-- Start of Listing --

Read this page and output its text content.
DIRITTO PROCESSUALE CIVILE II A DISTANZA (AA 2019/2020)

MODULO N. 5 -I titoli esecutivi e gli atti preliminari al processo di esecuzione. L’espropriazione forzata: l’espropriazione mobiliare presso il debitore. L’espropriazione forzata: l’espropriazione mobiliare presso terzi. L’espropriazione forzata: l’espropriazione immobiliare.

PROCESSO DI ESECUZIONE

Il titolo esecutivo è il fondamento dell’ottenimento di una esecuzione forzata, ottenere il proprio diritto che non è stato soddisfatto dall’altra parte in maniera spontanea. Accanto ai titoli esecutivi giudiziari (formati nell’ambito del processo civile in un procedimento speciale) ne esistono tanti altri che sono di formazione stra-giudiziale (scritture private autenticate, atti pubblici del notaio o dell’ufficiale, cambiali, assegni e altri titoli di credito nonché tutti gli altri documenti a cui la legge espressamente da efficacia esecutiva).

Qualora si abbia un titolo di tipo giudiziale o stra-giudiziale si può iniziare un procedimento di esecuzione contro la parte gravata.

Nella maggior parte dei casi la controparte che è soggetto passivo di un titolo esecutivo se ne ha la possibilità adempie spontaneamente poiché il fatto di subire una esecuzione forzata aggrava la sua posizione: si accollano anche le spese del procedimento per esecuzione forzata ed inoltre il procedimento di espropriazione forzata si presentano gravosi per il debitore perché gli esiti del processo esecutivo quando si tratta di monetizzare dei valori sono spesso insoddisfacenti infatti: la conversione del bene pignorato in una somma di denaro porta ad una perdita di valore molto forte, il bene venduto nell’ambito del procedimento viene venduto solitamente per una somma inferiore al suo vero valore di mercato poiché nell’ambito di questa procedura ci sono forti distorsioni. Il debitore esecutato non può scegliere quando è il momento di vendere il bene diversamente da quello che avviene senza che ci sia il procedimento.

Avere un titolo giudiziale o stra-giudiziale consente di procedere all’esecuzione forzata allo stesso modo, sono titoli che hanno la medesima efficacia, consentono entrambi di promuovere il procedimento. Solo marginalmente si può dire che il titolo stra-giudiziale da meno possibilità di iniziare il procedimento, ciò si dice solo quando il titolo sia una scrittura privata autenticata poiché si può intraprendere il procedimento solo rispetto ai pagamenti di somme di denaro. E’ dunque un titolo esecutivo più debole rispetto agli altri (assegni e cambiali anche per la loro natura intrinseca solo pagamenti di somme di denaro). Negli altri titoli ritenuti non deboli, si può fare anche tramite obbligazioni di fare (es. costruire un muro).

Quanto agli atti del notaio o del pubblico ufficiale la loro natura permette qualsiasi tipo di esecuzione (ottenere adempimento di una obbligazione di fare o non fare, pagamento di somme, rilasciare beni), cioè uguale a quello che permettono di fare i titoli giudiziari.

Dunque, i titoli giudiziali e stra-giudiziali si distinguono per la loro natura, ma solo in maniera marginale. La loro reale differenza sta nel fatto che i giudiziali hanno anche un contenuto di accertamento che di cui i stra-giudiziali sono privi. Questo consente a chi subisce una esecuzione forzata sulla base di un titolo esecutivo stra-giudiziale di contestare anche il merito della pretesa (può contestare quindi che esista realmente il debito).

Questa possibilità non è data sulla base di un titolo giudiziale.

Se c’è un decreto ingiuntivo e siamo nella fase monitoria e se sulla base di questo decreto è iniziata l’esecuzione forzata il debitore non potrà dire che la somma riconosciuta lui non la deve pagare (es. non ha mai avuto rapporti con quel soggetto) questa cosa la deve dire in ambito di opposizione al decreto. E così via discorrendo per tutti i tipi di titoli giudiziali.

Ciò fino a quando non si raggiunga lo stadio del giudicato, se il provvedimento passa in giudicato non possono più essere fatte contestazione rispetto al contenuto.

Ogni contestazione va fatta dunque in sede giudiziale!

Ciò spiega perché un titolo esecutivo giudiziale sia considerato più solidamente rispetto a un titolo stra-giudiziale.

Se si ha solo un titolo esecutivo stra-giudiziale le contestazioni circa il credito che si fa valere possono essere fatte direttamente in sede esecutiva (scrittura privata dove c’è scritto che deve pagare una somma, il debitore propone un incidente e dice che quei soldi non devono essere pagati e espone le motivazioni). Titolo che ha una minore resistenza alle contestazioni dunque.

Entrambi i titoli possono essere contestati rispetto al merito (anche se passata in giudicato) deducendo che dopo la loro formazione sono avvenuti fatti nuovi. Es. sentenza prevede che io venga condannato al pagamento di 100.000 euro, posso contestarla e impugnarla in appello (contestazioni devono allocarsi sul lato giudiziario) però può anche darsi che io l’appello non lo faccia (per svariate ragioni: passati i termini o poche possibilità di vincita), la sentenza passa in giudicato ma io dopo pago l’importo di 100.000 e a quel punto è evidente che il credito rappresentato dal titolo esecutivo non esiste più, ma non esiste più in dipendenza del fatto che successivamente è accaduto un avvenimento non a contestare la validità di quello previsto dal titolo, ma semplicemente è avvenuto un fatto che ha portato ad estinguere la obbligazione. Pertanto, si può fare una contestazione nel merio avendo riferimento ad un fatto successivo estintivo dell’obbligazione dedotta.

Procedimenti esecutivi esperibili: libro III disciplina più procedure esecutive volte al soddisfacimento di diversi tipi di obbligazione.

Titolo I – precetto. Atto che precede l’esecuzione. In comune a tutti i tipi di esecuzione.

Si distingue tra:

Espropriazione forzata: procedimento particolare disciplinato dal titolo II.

-- End of Listing --
-- Start of Listing --

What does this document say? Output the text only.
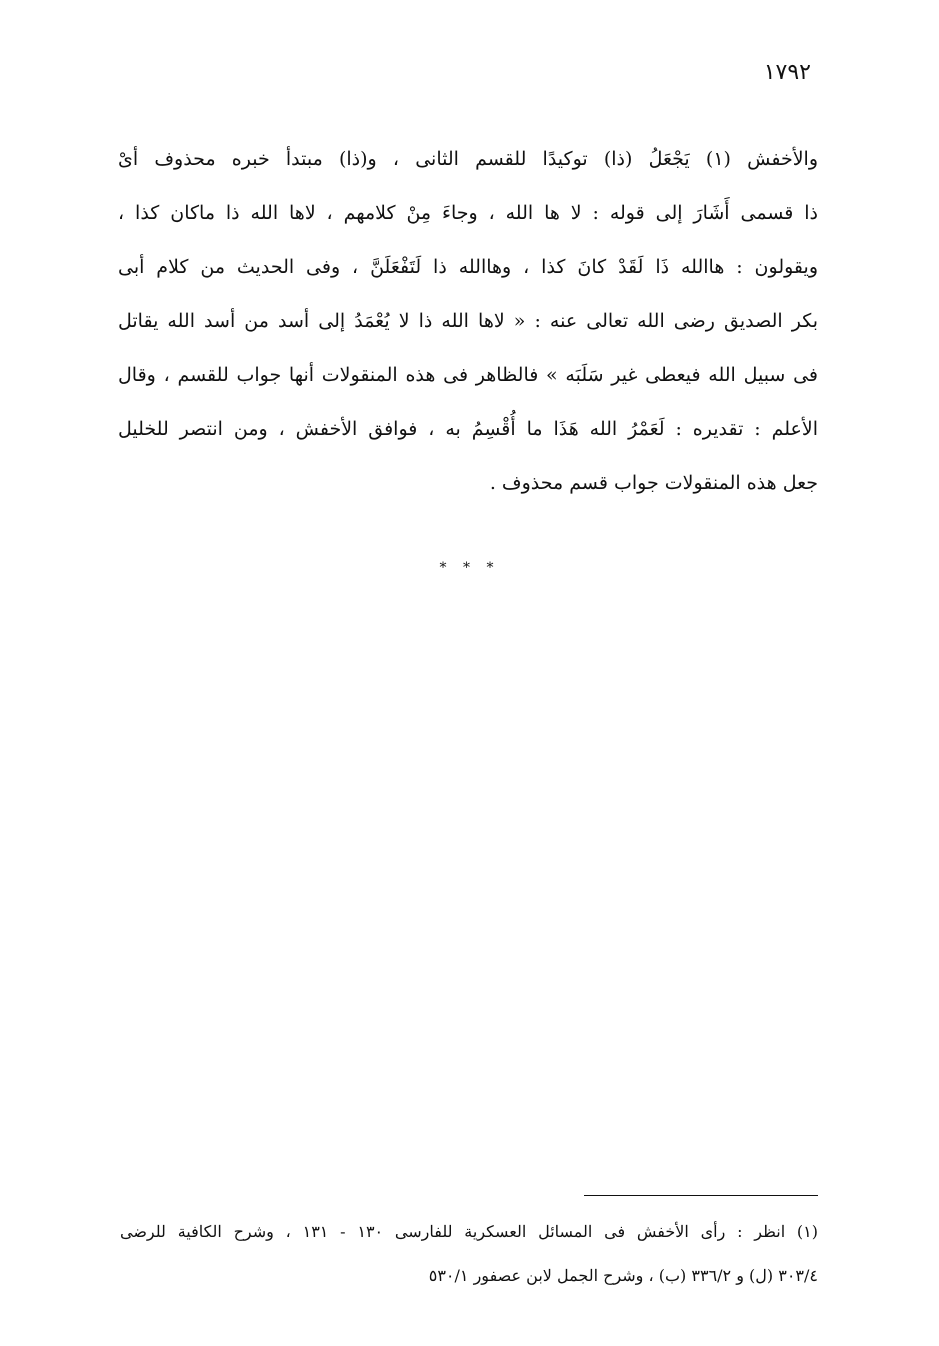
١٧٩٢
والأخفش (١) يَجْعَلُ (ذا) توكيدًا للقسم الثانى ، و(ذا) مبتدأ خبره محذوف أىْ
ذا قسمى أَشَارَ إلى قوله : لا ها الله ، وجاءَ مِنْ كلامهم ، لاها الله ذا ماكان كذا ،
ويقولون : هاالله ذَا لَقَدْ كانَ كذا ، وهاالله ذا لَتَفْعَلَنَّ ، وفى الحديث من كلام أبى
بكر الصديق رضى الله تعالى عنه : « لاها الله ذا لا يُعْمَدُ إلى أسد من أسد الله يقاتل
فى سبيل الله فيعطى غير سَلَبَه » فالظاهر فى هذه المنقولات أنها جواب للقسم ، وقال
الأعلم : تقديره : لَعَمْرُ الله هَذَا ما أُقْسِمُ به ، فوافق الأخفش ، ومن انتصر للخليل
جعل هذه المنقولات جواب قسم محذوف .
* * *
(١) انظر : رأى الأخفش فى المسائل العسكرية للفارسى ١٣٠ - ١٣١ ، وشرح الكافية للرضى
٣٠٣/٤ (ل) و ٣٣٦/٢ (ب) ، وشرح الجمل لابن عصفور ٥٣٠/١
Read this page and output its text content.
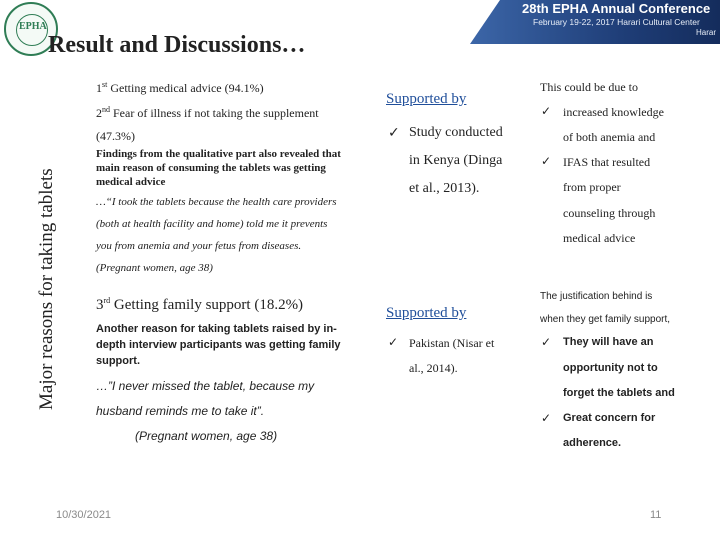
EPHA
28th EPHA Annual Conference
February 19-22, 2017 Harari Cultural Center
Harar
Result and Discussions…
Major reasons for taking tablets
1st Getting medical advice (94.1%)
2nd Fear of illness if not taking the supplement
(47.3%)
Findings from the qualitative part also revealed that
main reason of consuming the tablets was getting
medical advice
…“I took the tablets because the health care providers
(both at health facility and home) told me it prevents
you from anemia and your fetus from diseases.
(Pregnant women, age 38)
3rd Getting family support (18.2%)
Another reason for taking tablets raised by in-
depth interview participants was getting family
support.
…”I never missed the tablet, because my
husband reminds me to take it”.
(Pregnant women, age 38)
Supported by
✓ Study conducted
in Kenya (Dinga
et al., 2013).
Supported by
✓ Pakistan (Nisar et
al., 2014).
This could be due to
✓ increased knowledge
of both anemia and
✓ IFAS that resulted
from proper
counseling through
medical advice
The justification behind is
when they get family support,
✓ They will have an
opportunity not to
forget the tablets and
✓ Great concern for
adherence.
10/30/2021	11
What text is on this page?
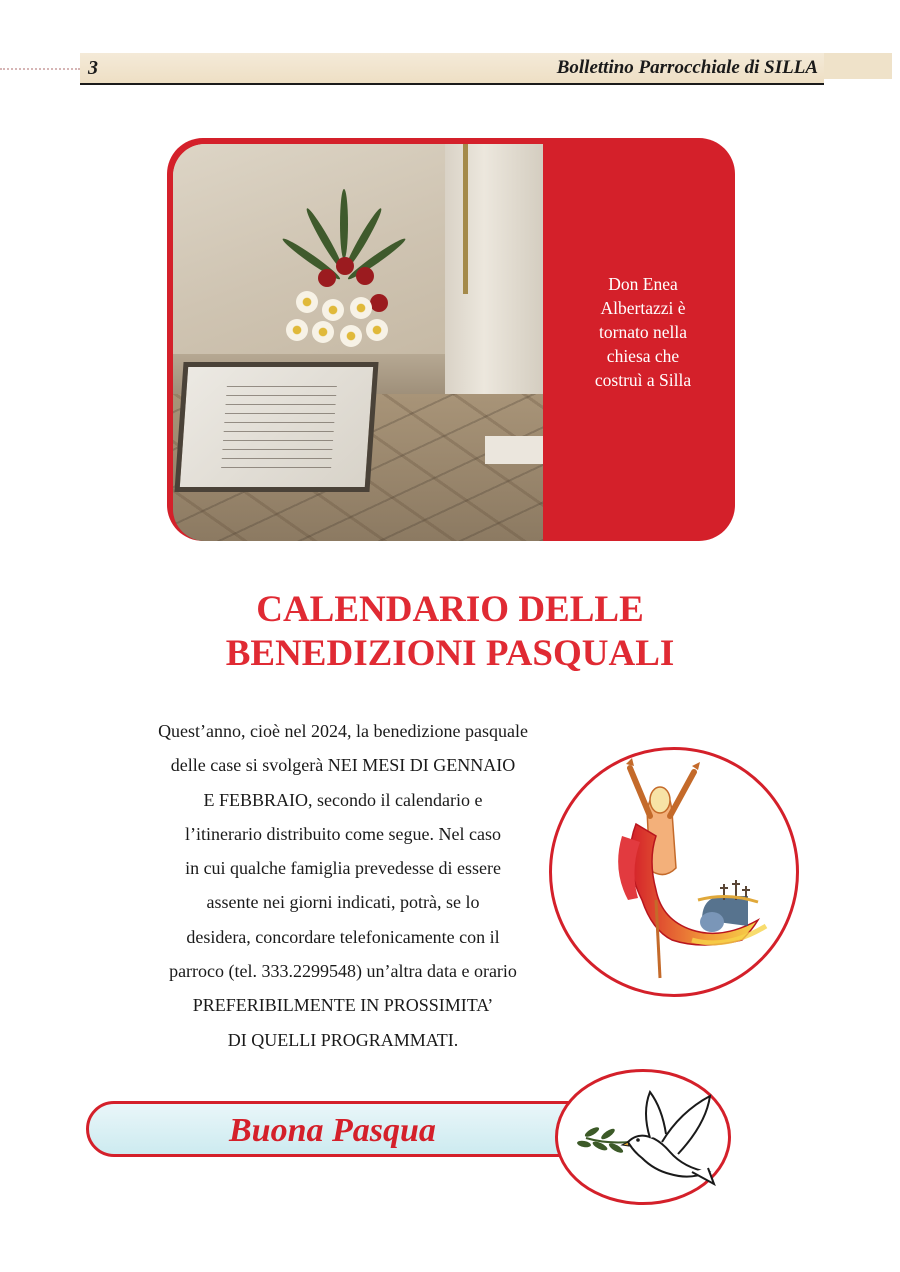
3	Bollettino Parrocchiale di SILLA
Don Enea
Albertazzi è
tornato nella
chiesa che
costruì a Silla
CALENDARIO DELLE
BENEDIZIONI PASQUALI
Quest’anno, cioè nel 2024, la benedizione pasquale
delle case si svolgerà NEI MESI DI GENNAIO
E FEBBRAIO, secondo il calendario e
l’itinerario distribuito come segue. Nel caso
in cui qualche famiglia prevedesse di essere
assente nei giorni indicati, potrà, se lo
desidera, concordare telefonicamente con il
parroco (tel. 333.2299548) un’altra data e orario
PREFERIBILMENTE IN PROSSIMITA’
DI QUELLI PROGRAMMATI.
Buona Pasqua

-- End of Listing --
-- Start of Listing --

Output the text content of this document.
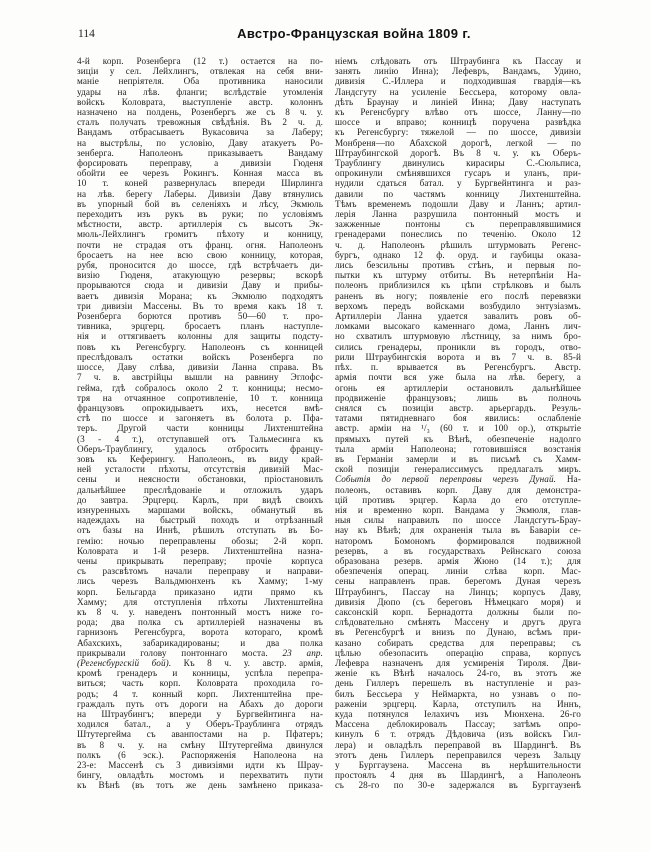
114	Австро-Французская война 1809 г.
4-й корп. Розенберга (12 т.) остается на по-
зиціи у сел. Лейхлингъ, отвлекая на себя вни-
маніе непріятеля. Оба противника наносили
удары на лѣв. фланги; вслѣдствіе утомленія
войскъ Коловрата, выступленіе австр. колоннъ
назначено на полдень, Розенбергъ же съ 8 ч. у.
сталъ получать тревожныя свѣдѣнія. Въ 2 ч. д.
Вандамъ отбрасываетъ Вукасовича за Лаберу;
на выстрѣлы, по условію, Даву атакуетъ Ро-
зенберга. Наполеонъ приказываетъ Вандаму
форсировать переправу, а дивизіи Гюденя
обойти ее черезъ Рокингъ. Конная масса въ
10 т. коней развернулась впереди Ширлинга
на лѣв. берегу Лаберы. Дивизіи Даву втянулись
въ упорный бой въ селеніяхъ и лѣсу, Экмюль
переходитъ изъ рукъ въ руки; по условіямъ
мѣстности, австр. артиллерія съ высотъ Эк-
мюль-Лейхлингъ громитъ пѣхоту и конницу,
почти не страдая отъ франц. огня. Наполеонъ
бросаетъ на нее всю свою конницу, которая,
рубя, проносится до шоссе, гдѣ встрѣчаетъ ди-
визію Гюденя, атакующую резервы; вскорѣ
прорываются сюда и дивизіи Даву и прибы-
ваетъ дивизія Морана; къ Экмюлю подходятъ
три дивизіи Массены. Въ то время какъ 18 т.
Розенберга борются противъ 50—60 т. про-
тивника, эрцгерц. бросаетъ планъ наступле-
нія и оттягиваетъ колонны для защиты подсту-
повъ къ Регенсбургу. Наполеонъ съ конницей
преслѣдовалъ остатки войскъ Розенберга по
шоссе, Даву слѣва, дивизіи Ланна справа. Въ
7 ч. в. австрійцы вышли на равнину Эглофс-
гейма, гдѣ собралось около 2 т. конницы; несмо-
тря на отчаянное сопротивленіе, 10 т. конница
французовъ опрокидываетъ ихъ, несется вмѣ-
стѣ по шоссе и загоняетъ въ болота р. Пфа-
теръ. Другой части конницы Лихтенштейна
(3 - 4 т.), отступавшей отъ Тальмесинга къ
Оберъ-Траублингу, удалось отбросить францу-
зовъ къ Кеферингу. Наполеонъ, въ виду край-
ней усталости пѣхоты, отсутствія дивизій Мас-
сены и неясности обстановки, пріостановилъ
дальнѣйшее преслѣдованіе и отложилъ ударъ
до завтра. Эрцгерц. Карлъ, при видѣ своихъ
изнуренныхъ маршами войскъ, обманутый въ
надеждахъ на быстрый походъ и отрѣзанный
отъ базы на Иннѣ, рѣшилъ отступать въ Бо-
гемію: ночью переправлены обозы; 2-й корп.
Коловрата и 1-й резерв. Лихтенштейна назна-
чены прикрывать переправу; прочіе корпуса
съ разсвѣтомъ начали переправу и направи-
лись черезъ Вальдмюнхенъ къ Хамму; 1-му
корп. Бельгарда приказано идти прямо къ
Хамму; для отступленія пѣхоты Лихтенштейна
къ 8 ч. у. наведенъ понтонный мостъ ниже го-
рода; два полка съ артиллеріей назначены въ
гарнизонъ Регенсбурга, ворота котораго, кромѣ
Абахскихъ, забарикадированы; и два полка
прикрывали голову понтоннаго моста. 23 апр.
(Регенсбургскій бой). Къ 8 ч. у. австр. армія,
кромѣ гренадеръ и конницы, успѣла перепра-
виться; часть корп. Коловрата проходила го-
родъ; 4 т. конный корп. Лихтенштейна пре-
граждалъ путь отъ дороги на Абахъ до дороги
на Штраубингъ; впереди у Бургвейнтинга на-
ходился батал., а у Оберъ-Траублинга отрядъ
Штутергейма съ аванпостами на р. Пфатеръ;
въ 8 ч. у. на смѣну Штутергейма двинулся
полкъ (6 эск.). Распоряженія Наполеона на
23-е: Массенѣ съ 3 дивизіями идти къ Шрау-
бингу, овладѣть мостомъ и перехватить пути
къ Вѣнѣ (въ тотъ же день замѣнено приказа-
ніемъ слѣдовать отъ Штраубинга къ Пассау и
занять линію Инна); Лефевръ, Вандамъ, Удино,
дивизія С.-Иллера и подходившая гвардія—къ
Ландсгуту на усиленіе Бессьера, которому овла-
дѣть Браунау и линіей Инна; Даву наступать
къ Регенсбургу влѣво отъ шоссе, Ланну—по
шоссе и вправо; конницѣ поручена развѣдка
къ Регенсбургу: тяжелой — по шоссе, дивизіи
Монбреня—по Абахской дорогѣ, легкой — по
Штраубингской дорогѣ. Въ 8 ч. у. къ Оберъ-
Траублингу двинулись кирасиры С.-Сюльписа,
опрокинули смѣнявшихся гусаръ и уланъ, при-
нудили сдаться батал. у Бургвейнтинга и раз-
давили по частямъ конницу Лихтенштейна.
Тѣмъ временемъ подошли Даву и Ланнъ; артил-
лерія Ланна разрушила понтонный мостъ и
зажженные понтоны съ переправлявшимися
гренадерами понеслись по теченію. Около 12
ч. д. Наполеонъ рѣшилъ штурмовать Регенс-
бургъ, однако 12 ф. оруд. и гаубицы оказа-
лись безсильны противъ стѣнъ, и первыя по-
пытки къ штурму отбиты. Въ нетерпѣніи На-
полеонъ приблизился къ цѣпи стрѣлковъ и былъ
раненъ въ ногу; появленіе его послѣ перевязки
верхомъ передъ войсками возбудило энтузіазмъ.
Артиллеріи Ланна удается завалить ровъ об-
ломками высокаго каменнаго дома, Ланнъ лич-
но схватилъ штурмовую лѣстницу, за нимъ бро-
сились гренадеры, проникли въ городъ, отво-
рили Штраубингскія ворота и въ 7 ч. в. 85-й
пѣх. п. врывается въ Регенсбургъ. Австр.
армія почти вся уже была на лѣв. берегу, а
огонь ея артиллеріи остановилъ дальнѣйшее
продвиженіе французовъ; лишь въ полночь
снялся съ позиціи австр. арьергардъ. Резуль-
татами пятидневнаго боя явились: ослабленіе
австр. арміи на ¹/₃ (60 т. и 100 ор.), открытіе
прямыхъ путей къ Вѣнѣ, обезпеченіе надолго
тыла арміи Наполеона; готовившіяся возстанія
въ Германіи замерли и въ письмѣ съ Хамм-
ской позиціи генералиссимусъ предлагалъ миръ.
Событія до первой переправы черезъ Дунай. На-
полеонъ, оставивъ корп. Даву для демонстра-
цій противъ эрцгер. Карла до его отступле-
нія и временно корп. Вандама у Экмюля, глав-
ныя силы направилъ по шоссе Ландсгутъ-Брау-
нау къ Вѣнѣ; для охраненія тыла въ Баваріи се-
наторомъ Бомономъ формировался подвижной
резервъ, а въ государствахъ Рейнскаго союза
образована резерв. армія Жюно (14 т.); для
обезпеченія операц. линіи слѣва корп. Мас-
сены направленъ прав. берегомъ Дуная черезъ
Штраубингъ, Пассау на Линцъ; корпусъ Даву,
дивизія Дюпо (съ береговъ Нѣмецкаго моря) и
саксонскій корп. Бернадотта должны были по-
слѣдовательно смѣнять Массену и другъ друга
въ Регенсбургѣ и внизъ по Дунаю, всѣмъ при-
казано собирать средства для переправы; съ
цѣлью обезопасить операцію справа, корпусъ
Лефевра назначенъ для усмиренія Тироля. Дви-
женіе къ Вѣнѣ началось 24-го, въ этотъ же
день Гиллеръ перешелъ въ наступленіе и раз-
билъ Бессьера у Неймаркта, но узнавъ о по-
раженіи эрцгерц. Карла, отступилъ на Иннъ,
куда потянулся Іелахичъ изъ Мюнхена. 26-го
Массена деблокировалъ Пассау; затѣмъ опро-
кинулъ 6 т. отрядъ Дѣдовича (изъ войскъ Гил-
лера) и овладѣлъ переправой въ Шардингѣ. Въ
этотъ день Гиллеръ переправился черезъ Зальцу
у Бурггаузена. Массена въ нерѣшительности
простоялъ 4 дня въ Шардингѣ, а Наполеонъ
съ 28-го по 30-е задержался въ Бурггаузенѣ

-- End of Listing --

* Written problem *
Select the lines in this material that hold the word "Гюденя", leaving none out.

* Task response *
форсировать переправу, а дивизіи Гюденя
визію Гюденя, атакующую резервы; вскорѣ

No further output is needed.